→ AIM
Arrange the lines of the records below as a Markdown table with the columns "No." and "Line": number each line in order, omit blank lines, and omit the pictures.
################
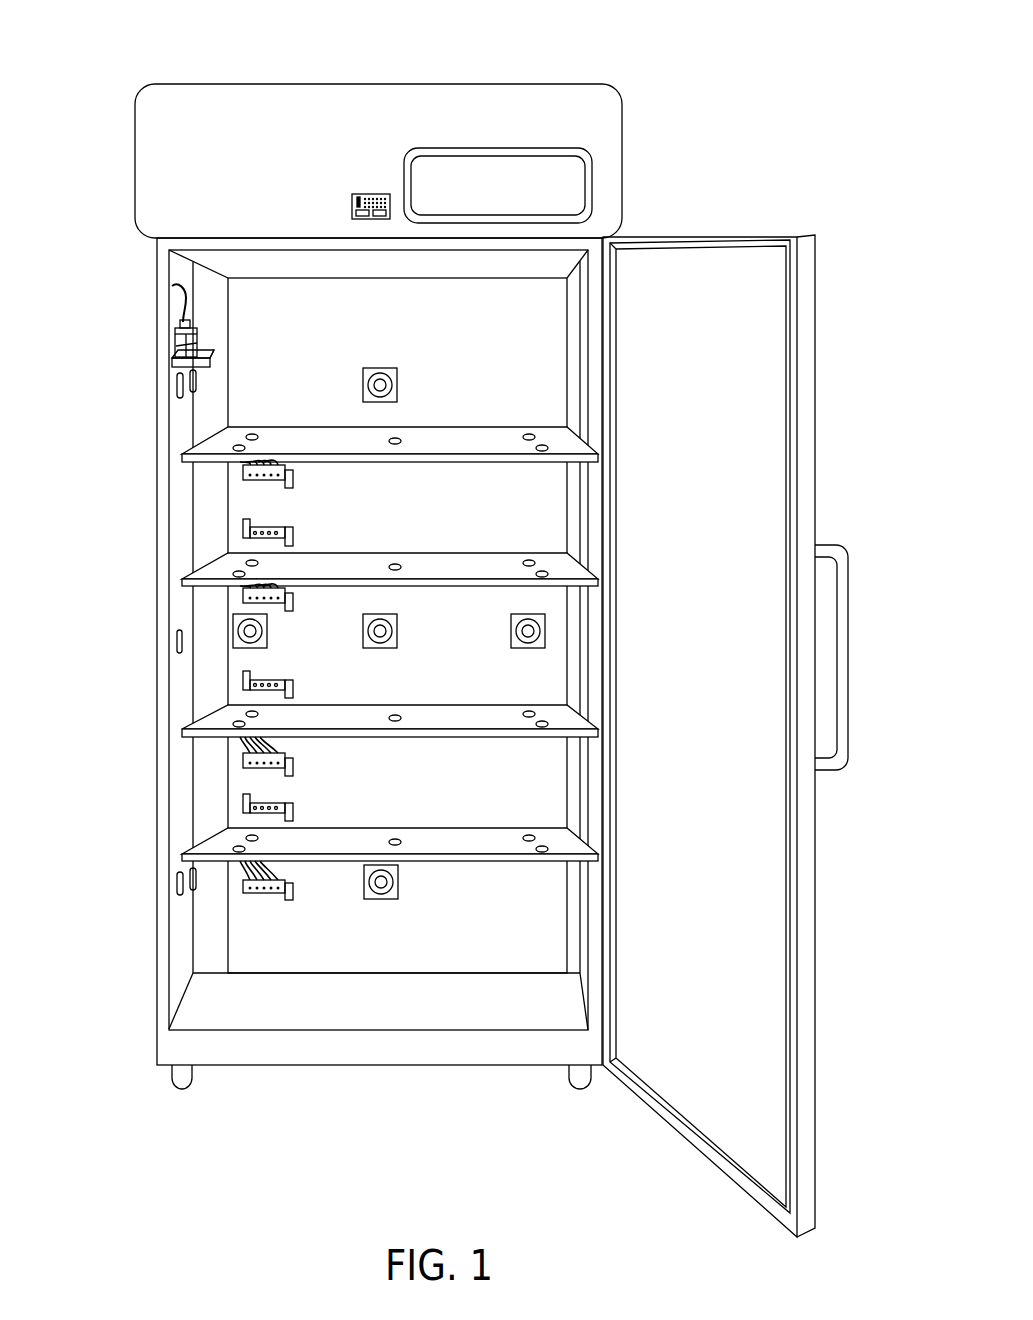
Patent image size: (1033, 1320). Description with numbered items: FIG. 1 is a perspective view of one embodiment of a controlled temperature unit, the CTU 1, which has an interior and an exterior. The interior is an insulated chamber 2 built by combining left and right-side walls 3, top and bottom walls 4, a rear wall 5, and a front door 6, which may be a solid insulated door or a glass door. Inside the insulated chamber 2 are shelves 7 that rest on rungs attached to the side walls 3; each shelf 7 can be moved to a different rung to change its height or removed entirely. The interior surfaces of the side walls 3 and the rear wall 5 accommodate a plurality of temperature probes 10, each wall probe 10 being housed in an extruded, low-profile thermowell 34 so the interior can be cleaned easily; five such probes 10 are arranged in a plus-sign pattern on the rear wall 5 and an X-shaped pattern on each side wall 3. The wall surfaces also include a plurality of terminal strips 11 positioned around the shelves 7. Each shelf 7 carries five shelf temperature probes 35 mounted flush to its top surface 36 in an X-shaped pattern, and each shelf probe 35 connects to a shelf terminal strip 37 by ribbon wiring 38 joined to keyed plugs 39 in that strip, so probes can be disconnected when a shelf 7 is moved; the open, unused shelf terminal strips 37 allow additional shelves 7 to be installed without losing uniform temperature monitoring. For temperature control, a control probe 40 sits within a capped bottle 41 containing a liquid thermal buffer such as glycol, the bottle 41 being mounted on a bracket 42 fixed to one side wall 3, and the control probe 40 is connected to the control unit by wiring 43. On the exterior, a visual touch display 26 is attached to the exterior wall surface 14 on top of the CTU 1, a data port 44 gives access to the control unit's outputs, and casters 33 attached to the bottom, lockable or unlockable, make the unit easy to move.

The controlled temperature unit (CTU) 1 is at (702, 175).
The insulated chamber 2 is at (268, 392).
The left and right-side walls 3 is at (182, 930).
The top and bottom walls 4 is at (215, 84).
The rear wall 5 is at (250, 787).
The front door 6 is at (813, 455).
The shelves 7 is at (180, 580).
The temperature probes 10 is at (232, 617).
The terminal strips 11 is at (267, 632).
The exterior wall surface 14 is at (167, 127).
The visual touch display 26 is at (572, 148).
The casters 33 is at (175, 1080).
The thermowell 34 is at (232, 632).
The shelf temperature probes 35 is at (395, 566).
The top surface 36 is at (227, 563).
The shelf terminal strip 37 is at (293, 760).
The ribbon wiring 38 is at (232, 748).
The keyed plugs 39 is at (232, 682).
The control probe 40 is at (175, 318).
The capped bottle 41 is at (173, 335).
The bracket 42 is at (167, 363).
The wiring 43 is at (170, 277).
The data port 44 is at (368, 195).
################
→ CORRECT OUTPUT
| No. | Line |
|---|---|
| 1 | Patent image size: (1033, 1320). Description with numbered items: FIG. 1 is a perspective view of one embodiment of a controlled temperature unit, the CTU 1, which has an interior and an exterior. The interior is an insulated chamber 2 built by combining left and right-side walls 3, top and bottom walls 4, a rear wall 5, and a front door 6, which may be a solid insulated door or a glass door. Inside the insulated chamber 2 are shelves 7 that rest on rungs attached to the side walls 3; each shelf 7 can be moved to a different rung to change its height or removed entirely. The interior surfaces of the side walls 3 and the rear wall 5 accommodate a plurality of temperature probes 10, each wall probe 10 being housed in an extruded, low-profile thermowell 34 so the interior can be cleaned easily; five such probes 10 are arranged in a plus-sign pattern on the rear wall 5 and an X-shaped pattern on each side wall 3. The wall surfaces also include a plurality of terminal strips 11 positioned around the shelves 7. Each shelf 7 carries five shelf temperature probes 35 mounted flush to its top surface 36 in an X-shaped pattern, and each shelf probe 35 connects to a shelf terminal strip 37 by ribbon wiring 38 joined to keyed plugs 39 in that strip, so probes can be disconnected when a shelf 7 is moved; the open, unused shelf terminal strips 37 allow additional shelves 7 to be installed without losing uniform temperature monitoring. For temperature control, a control probe 40 sits within a capped bottle 41 containing a liquid thermal buffer such as glycol, the bottle 41 being mounted on a bracket 42 fixed to one side wall 3, and the control probe 40 is connected to the control unit by wiring 43. On the exterior, a visual touch display 26 is attached to the exterior wall surface 14 on top of the CTU 1, a data port 44 gives access to the control unit's outputs, and casters 33 attached to the bottom, lockable or unlockable, make the unit easy to move. |
| 2 | The controlled temperature unit (CTU) 1 is at (702, 175). |
| 3 | The insulated chamber 2 is at (268, 392). |
| 4 | The left and right-side walls 3 is at (182, 930). |
| 5 | The top and bottom walls 4 is at (215, 84). |
| 6 | The rear wall 5 is at (250, 787). |
| 7 | The front door 6 is at (813, 455). |
| 8 | The shelves 7 is at (180, 580). |
| 9 | The temperature probes 10 is at (232, 617). |
| 10 | The terminal strips 11 is at (267, 632). |
| 11 | The exterior wall surface 14 is at (167, 127). |
| 12 | The visual touch display 26 is at (572, 148). |
| 13 | The casters 33 is at (175, 1080). |
| 14 | The thermowell 34 is at (232, 632). |
| 15 | The shelf temperature probes 35 is at (395, 566). |
| 16 | The top surface 36 is at (227, 563). |
| 17 | The shelf terminal strip 37 is at (293, 760). |
| 18 | The ribbon wiring 38 is at (232, 748). |
| 19 | The keyed plugs 39 is at (232, 682). |
| 20 | The control probe 40 is at (175, 318). |
| 21 | The capped bottle 41 is at (173, 335). |
| 22 | The bracket 42 is at (167, 363). |
| 23 | The wiring 43 is at (170, 277). |
| 24 | The data port 44 is at (368, 195). |